▶ Exercise: Reproduce all lines of the listing below in which the word "Dipartimento" occurs.

▶ Data for processing:
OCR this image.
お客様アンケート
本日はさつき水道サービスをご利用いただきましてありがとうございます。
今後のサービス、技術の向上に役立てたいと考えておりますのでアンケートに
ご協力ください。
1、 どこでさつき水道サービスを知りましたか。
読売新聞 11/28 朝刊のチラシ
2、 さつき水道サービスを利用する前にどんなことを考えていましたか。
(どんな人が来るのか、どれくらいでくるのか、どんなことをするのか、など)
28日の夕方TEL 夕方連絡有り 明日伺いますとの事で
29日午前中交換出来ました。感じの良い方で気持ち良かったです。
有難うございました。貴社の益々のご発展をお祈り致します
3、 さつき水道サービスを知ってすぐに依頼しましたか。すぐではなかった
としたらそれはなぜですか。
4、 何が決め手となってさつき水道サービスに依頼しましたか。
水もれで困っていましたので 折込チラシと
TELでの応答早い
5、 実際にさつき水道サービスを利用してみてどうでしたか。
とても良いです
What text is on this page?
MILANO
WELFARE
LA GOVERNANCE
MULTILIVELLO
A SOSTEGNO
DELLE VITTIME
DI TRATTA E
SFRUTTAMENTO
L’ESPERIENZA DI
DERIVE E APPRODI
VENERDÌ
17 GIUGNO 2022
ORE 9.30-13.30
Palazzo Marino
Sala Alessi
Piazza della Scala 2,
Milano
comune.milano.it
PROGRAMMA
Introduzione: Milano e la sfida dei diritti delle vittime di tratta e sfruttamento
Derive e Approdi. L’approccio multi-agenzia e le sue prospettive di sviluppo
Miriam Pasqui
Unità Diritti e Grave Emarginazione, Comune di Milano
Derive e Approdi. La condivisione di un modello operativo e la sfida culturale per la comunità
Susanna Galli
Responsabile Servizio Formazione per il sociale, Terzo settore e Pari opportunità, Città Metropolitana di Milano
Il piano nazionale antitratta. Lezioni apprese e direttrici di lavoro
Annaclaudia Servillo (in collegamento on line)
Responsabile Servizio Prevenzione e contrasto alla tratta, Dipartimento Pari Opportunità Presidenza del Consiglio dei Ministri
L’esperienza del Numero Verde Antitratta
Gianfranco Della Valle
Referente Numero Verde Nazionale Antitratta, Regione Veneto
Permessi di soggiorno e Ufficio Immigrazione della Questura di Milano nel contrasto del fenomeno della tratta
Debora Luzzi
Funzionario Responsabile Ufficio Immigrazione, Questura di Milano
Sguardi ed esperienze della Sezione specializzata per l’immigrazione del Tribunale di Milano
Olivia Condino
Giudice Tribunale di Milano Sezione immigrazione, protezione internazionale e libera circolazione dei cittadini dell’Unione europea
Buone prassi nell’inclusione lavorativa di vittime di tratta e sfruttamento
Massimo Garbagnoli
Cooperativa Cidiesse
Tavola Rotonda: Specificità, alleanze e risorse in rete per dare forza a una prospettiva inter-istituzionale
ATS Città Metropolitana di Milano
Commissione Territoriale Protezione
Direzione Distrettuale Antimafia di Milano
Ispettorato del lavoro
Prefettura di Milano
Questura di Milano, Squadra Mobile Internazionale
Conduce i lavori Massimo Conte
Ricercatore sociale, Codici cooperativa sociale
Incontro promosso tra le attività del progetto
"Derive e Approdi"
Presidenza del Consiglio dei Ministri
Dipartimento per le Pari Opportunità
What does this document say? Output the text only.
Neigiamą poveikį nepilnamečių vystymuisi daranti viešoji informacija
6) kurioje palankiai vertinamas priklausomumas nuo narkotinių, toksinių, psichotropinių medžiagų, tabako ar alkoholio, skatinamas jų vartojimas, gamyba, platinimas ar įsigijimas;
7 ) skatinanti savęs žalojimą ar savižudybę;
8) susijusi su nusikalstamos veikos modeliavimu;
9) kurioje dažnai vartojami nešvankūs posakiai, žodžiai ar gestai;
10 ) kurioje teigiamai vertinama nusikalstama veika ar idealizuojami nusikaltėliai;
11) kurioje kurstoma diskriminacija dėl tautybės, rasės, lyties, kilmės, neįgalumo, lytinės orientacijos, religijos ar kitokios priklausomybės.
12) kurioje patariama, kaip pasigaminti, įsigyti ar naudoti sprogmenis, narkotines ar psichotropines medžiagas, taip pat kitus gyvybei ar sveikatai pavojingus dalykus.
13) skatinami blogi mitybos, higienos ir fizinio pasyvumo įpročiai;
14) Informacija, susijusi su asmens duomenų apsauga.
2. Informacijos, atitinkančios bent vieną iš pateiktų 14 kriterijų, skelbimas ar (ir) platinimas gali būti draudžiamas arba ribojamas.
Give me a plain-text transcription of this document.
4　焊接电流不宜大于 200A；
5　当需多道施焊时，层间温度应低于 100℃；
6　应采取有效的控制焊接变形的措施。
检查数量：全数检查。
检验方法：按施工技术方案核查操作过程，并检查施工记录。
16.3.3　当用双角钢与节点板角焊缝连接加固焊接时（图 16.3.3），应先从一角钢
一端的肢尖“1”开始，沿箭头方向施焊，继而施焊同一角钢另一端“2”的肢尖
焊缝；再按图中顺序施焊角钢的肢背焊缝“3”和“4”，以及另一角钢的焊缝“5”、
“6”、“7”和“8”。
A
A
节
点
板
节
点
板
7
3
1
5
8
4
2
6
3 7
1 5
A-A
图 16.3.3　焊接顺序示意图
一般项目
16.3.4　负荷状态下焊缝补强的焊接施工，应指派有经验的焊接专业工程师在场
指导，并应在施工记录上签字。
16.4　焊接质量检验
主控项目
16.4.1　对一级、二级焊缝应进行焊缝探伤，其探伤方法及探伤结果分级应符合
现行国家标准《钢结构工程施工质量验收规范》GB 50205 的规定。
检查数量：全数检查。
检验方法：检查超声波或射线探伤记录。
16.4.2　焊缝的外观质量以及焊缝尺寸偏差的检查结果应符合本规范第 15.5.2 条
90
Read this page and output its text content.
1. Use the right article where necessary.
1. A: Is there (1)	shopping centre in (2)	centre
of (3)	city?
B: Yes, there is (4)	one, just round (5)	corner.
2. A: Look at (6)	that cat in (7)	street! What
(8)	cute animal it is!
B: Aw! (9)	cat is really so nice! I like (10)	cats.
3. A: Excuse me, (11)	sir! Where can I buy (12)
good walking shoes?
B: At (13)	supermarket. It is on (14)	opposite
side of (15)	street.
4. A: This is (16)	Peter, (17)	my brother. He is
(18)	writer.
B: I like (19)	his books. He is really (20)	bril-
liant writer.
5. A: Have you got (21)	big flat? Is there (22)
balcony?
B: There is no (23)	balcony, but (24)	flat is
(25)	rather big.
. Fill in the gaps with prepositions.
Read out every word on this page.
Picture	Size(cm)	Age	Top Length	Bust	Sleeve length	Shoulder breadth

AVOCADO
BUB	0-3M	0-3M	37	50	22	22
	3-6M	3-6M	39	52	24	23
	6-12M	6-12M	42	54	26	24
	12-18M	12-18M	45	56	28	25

▶ Result for this task:
Responsabile Servizio Prevenzione e contrasto alla tratta, Dipartimento Pari Opportunità Presidenza del Consiglio dei Ministri
Dipartimento per le Pari Opportunità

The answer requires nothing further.